READING TEXT:
William,
See my comments in-line, prepended by '>>'.
andy
-----Original Message-----
From: William McKee [mailto:william@...]
Sent: Wednesday, November 17, 2004 8:56 AM
To: Andy Carver
Cc: jcm@yahoogroups.com
Subject: Re: [JCM] Modeling software options with CSDP
On Tue, Nov 16, 2004 at 11:45:59AM -0700, Andy Carver wrote:
> I've never modeled this before, but hey, so what? With ORM any domain
> is doable!
Thanks for taking on the challenge.
> I'd say first that we must be clear on what the scope of this model
> is: Is it, as I'd suppose, the configuration options for only one
> instance
> (installation) of only one software product?
Yes, you are correct. I'm not managing configuration for multiple
installations, computers, etc.
> If so, I'd guess we're just saying something like
> "ConfigurationOption(Code) has global- OptionSetting(Code)" and
> "ConfigurationOption(Code) for Person(Id) has OptionSetting(Code)".
> There may be subtleties involved that I've not realized, but for the
> scope I've assumed, this seems the basic information needed.

PROVIDED MATERIAL:

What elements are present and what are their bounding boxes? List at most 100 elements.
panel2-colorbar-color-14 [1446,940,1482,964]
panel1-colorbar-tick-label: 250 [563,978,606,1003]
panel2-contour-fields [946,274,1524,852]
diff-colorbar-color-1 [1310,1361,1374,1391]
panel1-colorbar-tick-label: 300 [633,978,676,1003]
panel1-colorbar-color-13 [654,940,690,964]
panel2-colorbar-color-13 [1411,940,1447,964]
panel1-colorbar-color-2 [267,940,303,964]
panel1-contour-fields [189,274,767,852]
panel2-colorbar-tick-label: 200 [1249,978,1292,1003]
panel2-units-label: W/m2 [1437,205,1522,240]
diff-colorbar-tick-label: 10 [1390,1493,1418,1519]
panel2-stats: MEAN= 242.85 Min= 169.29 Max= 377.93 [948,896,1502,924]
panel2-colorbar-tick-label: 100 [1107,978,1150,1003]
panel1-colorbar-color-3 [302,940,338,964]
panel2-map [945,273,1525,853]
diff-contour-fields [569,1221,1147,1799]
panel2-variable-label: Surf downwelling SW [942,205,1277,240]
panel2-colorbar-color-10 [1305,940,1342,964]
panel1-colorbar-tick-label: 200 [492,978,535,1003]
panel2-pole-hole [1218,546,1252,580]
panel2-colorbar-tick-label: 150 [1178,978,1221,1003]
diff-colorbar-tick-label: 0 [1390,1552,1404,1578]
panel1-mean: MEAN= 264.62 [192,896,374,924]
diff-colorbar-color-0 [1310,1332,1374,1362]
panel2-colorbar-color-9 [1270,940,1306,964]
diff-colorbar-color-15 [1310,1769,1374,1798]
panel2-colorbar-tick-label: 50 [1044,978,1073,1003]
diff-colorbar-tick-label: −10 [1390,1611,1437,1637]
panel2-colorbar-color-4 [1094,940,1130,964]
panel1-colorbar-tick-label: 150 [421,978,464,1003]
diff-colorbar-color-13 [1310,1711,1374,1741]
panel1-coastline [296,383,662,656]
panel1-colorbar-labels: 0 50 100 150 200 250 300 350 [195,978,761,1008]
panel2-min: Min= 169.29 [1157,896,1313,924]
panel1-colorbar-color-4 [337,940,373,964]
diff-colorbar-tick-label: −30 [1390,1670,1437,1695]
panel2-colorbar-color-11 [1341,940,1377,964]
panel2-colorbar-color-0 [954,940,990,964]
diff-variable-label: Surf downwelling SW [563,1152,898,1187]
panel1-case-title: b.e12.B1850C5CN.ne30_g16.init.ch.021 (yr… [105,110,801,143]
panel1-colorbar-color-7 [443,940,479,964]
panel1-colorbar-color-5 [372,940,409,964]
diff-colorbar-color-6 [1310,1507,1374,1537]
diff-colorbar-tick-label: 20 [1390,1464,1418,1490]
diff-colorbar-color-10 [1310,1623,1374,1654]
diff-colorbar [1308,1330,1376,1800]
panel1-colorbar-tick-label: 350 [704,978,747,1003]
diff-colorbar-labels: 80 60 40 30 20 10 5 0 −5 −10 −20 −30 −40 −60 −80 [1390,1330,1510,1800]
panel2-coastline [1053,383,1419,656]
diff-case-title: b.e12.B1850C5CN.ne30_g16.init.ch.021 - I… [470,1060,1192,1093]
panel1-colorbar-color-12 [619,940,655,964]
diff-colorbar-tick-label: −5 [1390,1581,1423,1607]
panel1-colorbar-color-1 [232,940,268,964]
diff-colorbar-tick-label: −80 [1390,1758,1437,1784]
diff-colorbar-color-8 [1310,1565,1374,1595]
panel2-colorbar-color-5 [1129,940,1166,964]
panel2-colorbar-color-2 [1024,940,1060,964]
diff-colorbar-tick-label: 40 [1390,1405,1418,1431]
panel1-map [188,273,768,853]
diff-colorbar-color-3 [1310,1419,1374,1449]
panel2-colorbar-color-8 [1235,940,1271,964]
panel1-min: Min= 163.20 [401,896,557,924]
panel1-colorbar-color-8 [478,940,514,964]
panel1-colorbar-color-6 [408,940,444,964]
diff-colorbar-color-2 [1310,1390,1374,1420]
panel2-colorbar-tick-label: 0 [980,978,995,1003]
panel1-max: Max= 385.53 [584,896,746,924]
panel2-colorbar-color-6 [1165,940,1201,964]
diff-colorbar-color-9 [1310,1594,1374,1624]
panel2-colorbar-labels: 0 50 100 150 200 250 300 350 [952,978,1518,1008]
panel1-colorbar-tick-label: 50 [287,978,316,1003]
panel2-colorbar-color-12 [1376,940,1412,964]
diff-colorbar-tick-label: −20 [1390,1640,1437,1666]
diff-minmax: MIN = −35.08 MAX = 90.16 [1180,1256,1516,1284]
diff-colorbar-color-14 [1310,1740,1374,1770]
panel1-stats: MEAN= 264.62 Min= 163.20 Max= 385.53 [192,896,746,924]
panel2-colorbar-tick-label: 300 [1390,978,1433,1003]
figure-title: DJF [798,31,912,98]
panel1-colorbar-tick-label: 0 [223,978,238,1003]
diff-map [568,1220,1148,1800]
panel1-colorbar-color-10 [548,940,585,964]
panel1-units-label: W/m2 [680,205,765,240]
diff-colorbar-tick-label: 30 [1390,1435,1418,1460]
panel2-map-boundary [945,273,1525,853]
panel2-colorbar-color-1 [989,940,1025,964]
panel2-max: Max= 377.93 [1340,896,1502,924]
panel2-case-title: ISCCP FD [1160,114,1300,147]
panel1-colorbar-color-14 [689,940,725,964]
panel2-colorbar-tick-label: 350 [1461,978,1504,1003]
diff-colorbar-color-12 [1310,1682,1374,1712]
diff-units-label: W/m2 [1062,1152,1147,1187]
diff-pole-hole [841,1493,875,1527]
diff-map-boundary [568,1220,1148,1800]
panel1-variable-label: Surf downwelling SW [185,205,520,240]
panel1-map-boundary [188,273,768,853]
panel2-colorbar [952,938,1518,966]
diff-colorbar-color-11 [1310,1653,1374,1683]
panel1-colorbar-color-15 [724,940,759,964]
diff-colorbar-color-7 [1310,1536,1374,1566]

EXERCISES TO COMPLETE:
1. In the email on modeling software options, what are the labels of the header fields in the original message?
2. According to the email on modeling software options, what does William say he is not managing configuration for?
3. Continue the email on modeling software options with CSDP from where it stops.
The entries are separate material, unrelated to the email.

ANSWERS IN ORDER:
1. From, Sent, To, Cc, Subject

2. Multiple installations, computers, etc.

3.
OK, that makes sense. So to write this out as a conceptual schema would
look something like the following:
Reference schemes: ConfigurationOption(Code), OptionSetting(Code),
Person(Id)
Base fact types: F1 ConfigurationOption has OptionSetting
F2 ConfigurationOption for Person has
OptionSetting
Constraints: C1
Derivation Rules: none
>> Yes, that's about right, although for F1 I'd probably say
"ConfigurationOption has global- OptionSetting" to be clear that it is
the global setting (the hyphen is necessary for correct verbalization by
Visio, to attach the adjective to its noun (object type name)).
Next I'm going to need to allow some of the ConfigurationOption's to be
only set globally. I've tried to specify that in the following
conceptual schema. Does it make sense?
Reference schemes: OptionSetting(Code), SettingLevel(Code)
Base fact types: F1 OptionSetting has setting
F2 OptionSetting has SettingLevel
Constraints: C1
Derivation Rules: none
Reference schemes: SettingLevel(Code)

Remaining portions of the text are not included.